Exercise instructions —
Within this material, how many lines have the string "ĐIỂM" in them? The answer is a number, with nothing added.

## BEGIN Data entries

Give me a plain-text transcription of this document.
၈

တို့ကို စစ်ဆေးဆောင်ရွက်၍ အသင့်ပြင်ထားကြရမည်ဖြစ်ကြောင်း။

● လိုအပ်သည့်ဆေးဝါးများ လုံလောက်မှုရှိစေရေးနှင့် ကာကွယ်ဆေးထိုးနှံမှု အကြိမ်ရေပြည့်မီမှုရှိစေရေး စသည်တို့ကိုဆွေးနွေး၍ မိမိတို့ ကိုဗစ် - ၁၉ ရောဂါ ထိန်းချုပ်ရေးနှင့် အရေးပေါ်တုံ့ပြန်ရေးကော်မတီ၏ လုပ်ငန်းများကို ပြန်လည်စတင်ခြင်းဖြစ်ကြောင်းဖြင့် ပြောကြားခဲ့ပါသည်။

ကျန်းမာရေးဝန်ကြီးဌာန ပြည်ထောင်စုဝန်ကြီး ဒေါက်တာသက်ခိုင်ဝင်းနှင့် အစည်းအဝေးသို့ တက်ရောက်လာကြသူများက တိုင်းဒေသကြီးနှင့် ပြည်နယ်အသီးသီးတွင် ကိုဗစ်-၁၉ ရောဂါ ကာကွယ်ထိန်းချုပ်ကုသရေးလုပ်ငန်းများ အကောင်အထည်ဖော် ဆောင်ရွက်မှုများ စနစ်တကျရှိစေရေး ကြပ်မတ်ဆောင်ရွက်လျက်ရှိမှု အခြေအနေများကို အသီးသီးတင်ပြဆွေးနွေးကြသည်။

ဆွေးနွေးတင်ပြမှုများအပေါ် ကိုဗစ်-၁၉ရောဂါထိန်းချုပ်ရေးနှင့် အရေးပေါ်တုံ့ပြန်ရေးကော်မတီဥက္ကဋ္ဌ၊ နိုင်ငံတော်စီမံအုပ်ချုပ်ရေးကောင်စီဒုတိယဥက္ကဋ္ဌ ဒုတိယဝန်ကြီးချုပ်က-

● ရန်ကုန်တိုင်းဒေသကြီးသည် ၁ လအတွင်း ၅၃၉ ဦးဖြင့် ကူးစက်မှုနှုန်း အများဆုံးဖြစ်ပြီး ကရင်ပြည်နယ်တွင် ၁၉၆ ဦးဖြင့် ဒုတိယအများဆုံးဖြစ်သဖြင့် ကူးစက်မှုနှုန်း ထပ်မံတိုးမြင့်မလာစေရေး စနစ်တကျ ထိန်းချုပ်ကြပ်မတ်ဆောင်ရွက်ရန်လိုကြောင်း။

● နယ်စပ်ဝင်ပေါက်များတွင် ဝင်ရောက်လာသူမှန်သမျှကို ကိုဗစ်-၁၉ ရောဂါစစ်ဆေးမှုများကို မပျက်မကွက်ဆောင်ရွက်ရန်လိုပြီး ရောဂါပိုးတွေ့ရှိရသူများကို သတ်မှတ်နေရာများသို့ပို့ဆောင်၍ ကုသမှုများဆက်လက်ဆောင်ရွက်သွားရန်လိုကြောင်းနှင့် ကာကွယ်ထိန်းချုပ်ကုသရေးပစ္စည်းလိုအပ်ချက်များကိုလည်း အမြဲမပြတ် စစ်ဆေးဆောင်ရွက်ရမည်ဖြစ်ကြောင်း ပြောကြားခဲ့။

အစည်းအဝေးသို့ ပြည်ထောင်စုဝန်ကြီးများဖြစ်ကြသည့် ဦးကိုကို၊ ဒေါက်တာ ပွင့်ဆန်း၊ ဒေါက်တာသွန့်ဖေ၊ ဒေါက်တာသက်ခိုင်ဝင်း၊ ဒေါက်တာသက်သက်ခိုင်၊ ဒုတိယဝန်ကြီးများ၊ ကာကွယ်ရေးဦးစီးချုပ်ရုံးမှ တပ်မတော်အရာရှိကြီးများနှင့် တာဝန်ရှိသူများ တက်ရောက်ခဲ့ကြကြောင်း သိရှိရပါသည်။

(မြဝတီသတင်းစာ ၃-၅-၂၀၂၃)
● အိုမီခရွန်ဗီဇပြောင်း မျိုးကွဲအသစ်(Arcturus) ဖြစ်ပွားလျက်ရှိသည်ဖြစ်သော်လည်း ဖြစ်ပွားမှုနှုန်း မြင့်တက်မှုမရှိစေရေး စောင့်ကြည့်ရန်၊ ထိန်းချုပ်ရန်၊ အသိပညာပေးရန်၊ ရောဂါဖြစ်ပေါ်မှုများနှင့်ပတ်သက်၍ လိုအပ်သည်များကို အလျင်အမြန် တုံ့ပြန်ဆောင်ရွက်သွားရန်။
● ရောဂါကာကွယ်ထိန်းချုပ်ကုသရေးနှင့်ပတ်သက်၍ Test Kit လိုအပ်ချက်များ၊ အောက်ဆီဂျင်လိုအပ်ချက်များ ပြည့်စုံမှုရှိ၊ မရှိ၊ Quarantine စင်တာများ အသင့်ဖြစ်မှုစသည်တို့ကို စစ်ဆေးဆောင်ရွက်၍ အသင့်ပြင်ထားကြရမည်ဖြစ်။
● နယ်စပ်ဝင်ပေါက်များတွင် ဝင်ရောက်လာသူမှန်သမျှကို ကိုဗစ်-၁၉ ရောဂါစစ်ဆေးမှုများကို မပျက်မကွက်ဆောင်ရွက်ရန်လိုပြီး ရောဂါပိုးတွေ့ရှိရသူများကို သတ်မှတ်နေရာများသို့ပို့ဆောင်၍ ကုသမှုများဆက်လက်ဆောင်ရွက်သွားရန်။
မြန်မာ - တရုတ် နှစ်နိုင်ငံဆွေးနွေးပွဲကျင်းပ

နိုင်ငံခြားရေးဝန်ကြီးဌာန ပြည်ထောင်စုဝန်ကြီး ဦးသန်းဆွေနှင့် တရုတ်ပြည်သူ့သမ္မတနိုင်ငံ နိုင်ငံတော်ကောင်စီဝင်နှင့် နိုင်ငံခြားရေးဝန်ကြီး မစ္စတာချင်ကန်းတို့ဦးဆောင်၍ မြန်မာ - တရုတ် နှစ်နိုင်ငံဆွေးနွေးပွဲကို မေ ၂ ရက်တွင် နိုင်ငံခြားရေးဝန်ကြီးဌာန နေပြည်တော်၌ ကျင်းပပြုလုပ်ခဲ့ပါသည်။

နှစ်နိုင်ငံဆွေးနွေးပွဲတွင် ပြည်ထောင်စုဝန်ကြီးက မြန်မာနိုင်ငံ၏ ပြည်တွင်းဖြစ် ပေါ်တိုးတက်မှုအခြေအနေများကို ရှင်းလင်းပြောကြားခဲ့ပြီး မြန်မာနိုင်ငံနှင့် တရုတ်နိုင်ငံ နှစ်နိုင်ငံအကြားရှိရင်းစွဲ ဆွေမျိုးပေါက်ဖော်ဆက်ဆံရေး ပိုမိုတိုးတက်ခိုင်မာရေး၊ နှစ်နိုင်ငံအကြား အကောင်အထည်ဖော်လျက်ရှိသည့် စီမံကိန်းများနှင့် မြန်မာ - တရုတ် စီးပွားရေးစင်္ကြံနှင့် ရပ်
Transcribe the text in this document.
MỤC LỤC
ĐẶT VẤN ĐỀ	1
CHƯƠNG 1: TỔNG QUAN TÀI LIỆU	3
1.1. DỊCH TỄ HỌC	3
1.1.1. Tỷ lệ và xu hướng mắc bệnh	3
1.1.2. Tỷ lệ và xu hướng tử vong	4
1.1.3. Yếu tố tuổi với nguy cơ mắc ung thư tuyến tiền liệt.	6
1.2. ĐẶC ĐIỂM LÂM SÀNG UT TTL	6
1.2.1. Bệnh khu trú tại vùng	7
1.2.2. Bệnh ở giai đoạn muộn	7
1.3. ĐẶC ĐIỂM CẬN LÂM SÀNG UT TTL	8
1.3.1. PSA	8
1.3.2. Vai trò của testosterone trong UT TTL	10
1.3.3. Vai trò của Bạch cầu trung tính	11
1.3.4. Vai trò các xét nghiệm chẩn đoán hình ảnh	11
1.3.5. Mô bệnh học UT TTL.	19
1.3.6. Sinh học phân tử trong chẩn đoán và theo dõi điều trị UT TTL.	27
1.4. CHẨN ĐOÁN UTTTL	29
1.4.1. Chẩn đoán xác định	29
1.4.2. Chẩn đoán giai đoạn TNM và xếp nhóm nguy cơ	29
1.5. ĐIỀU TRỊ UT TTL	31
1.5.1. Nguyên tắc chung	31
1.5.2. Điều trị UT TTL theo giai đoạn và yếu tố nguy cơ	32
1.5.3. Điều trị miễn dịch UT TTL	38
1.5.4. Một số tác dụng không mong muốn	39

## END Data entries

Response to this exercise —
2